● **Tasks to perform**:
**a.** Answer these questions using the passage about prehistoric baby cups, one line per answer:
(i) Besides breast milk, what were women using to feed their children?
(ii) What shape were the similar vessels found in the same region?
(iii) Why did people share childcare a bit more?
**b.** Summarize the passage about prehistoric baby cups in two sentences.
**c.** Reproduce the passage about prehistoric baby cups between "It's a great" and "sense, got it.", inclusive.

And it's really interesting because we didn't know that women weren't just breastfeeding their children exclusively at that age and it turns out that they were obviously using cow's milk and stuff.

But they think it might be the cause of a big baby boom.

So the first baby boomers were prehistoric and they happened basically because people stopped having to breastfeed their children for so long and so much because they maybe had these sippy cups and they shared childcare a bit more because they'd settled down into group communities.

And so when they weren't breastfeeding, they then menstruated a lot more and got pregnant a lot more, had loads more kids.

It's all about the cups.

So it's a good news story.

It's a great news story.

Yeah.

And just to clarify in the fact, similar vessels have been found that are shaped like animals in the same region.

So we now know that these animal-shaped cups were used for babies.

Yeah.

Which makes sense, got it.

This is what I'd be right in saying, it's not just a good news story.

It's a sort of seminal human existence story, right?

This is a big moment in how there was a big boom of life that came off the back of it, where suddenly we were farming humans, basically.

What you mean by that is we were humans who farmed, we were farming humans, or that we were humans who were farming humans.

Farmers that were farming humans is what I mean.

Because suddenly you could have way more humans than you were capable of with just one pair of brands.

I wouldn't really call it farming humans.

Oh, I definitely went too far, yeah.

Just got a side it was out there.

Couldn't have got a cannibalism implication, I think.

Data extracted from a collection
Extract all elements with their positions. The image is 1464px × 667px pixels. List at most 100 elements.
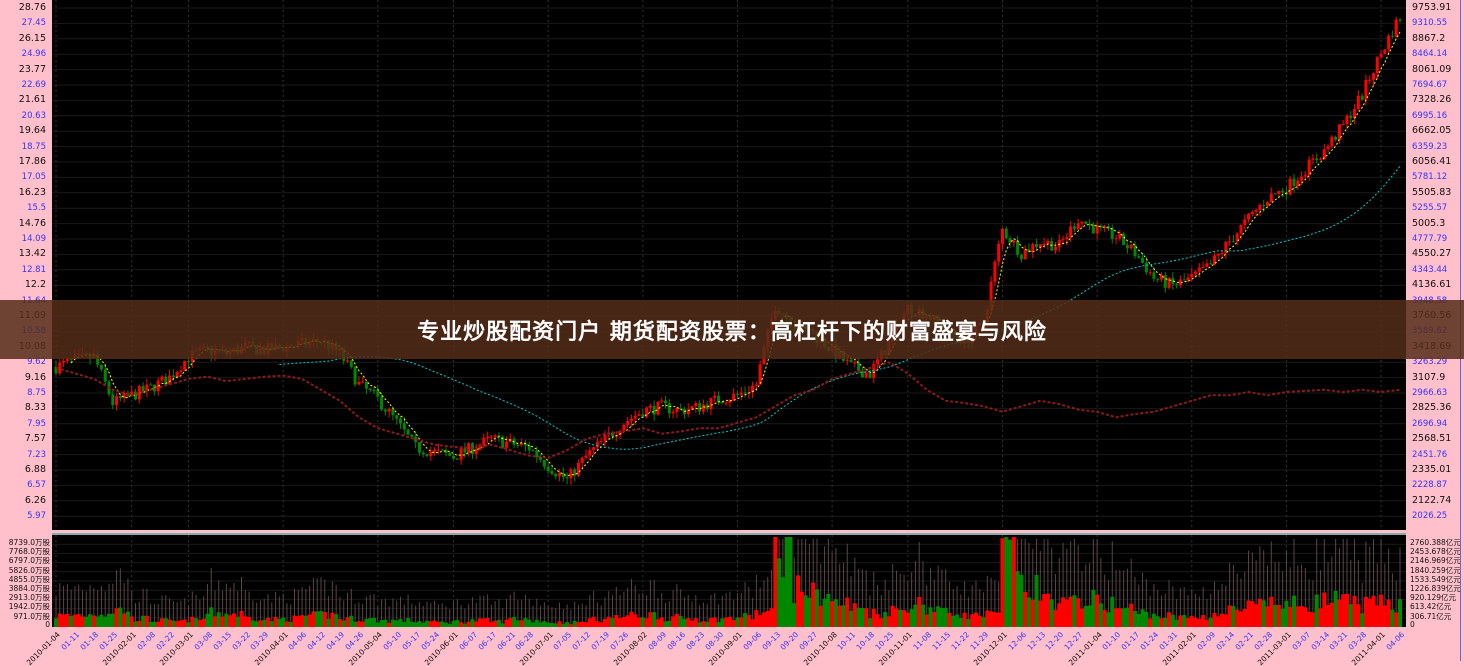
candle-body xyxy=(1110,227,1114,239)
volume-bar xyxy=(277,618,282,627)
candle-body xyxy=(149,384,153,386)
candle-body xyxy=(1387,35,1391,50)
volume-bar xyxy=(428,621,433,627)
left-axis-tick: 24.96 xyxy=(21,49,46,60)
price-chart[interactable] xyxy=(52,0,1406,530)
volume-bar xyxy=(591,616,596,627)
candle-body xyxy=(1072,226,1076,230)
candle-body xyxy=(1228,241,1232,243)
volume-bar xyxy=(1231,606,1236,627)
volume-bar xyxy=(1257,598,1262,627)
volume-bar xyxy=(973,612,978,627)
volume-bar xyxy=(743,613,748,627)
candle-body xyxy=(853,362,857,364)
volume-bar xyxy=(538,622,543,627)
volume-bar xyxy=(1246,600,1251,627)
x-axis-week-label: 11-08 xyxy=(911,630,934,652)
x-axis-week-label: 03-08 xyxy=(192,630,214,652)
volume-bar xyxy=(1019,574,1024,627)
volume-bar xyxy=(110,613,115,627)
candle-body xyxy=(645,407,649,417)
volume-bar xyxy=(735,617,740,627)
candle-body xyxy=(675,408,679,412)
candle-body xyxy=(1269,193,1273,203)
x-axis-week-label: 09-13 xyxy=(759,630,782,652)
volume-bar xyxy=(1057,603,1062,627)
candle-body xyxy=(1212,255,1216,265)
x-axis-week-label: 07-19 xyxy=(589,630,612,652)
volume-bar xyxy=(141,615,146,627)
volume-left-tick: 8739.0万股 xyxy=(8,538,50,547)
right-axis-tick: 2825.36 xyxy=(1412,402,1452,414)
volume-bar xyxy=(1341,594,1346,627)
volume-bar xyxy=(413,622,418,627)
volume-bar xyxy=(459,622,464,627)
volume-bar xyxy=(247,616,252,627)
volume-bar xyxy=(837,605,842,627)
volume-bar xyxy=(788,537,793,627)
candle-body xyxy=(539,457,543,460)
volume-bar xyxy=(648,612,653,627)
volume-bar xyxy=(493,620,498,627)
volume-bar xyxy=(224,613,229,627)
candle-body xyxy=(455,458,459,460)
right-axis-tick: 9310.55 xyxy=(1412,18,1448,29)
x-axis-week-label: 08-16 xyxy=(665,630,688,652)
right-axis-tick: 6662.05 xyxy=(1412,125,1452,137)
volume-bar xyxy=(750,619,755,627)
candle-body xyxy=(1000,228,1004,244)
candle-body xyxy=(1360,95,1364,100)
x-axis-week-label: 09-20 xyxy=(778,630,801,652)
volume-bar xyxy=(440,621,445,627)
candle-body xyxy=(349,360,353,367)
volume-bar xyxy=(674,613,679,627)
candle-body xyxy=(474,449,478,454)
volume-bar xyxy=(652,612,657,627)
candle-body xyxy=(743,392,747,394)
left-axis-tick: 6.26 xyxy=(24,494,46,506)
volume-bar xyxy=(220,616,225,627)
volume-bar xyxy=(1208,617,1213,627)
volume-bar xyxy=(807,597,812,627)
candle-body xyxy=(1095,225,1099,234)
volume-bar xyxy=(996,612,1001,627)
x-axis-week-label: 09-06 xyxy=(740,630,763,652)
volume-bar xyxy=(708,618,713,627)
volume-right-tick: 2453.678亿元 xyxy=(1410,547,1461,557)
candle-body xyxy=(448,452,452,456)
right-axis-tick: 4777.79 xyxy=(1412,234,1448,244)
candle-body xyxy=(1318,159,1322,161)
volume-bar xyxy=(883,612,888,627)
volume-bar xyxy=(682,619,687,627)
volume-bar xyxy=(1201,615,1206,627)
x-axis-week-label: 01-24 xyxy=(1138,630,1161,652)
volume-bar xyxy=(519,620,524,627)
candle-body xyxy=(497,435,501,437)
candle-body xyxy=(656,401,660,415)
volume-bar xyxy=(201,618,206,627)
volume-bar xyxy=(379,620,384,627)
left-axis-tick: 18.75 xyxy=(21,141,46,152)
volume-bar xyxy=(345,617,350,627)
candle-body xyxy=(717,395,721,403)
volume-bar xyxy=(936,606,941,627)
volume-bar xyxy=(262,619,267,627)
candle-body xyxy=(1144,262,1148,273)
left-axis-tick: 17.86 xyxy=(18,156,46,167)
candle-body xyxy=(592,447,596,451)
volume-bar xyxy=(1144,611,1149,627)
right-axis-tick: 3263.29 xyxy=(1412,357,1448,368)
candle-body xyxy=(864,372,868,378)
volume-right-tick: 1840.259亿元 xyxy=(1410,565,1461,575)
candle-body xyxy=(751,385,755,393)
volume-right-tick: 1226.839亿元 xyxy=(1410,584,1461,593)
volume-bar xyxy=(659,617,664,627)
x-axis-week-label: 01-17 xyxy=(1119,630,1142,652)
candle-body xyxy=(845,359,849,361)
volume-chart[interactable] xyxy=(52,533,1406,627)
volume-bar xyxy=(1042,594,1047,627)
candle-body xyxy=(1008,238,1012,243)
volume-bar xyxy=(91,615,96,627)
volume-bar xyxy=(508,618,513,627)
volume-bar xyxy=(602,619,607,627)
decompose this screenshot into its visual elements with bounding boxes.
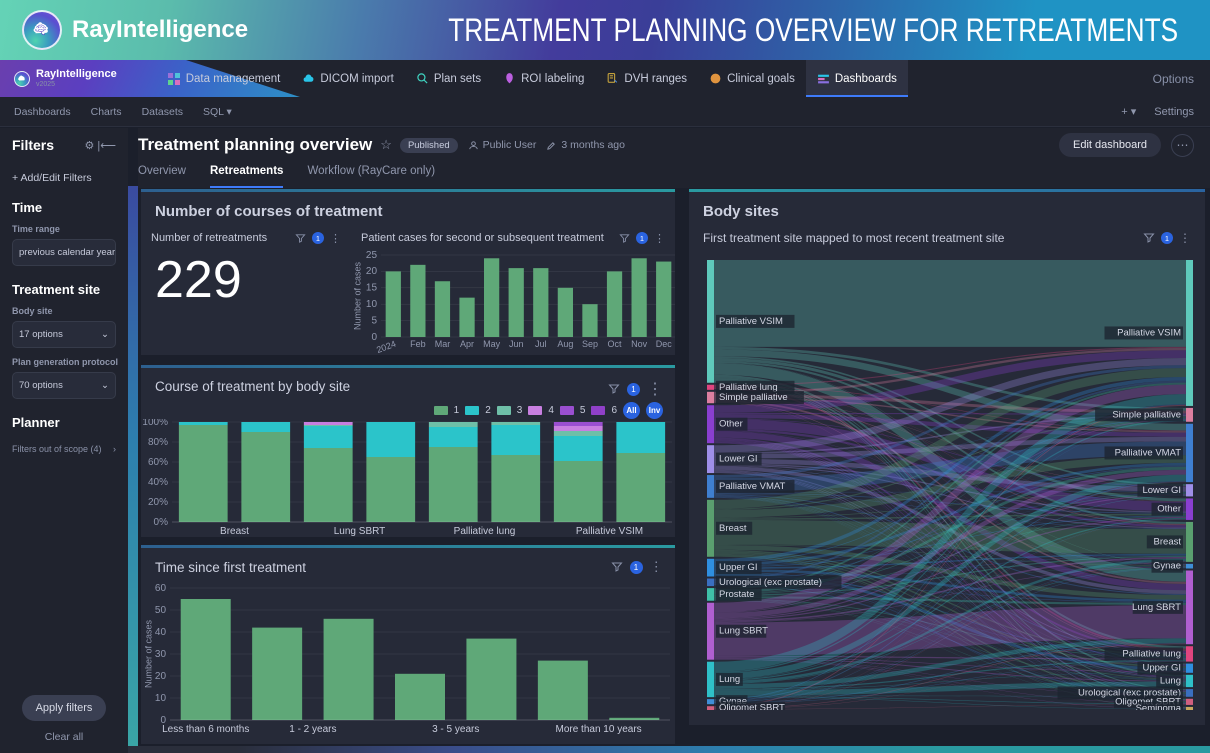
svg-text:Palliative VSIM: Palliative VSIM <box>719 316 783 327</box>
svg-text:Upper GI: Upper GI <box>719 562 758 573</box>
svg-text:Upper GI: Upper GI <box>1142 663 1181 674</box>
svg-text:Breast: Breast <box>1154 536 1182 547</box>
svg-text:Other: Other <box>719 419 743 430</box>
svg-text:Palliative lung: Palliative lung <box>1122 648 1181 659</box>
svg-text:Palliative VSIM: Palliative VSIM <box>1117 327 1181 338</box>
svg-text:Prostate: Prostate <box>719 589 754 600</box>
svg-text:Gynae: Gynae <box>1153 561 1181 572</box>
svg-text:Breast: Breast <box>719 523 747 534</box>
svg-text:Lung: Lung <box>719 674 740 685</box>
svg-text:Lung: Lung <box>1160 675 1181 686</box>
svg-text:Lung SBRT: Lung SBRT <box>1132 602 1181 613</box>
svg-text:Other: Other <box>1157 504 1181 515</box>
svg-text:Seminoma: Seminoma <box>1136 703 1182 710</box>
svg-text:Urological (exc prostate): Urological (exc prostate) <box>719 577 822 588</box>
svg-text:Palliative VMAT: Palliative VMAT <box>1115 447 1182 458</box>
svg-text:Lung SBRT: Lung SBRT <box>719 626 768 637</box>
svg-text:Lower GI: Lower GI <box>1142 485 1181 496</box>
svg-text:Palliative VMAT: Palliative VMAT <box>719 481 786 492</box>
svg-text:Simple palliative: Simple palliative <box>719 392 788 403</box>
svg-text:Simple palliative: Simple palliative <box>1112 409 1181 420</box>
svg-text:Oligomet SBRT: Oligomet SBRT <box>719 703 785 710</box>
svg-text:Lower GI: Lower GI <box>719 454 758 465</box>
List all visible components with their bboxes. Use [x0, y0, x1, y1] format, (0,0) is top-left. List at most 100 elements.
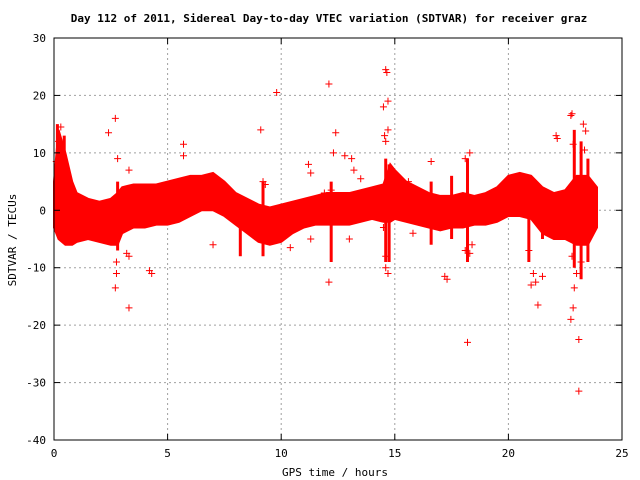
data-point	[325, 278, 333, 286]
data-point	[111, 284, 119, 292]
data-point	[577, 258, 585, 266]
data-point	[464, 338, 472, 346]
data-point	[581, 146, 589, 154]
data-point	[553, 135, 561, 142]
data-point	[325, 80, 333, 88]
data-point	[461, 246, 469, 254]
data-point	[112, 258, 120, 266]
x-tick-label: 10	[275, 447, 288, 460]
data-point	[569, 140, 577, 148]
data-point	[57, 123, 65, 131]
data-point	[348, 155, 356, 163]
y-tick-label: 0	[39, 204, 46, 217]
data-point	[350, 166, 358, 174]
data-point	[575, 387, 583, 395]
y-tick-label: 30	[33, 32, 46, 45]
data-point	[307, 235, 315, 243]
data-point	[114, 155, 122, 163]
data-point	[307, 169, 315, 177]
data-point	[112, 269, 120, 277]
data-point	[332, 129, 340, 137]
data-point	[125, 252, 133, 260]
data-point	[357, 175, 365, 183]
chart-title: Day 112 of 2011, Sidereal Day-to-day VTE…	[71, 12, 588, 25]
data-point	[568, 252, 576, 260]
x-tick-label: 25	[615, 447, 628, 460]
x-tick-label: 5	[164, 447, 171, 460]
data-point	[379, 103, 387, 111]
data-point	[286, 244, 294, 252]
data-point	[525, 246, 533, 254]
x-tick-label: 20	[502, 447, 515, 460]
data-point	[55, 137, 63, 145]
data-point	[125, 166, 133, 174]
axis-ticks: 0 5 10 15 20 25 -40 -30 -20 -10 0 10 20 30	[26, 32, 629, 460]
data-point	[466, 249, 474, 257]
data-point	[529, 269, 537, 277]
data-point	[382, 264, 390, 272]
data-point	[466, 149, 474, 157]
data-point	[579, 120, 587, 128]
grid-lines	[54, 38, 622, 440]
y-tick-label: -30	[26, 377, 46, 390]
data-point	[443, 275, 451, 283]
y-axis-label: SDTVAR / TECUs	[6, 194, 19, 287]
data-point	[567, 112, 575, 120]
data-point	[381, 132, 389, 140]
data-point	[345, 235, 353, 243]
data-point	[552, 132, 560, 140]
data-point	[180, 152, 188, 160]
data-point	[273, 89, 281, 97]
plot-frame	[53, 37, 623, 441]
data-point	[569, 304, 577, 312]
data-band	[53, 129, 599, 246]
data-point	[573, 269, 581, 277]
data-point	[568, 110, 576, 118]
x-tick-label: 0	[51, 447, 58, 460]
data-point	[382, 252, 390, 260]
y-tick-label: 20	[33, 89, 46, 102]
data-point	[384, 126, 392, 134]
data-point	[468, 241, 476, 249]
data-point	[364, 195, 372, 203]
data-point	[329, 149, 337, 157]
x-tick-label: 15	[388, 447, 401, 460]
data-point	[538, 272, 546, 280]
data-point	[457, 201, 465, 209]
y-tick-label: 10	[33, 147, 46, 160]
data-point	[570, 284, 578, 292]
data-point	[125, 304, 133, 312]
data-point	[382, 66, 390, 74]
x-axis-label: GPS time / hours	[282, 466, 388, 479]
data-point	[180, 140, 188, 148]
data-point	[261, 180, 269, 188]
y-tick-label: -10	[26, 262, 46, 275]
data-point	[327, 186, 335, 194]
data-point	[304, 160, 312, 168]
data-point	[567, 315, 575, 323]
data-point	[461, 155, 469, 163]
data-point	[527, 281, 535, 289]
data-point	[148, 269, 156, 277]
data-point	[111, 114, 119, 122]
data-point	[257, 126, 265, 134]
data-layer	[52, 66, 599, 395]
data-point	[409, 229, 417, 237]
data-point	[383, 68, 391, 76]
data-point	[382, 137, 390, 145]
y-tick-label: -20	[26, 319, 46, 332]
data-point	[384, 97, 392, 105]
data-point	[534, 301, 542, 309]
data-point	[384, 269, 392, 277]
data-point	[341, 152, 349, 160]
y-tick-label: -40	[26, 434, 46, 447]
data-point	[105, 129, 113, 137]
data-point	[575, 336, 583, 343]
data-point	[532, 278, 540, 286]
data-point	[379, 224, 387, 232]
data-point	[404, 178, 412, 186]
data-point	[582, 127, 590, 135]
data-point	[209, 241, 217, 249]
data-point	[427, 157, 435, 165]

● **The responses**:
**a.**
(i) Cow's milk.
(ii) They were shaped like animals.
(iii) Because they had settled down into group communities.

**b.** The speakers say that prehistoric women were not breastfeeding their children exclusively but were also using cow's milk, possibly with sippy cups, and that this may have caused a big baby boom. With less breastfeeding and more shared childcare in settled group communities, women menstruated and got pregnant more and had many more children.

**c.**
It's a great news story.

Yeah.

And just to clarify in the fact, similar vessels have been found that are shaped like animals in the same region.

So we now know that these animal-shaped cups were used for babies.

Yeah.

Which makes sense, got it.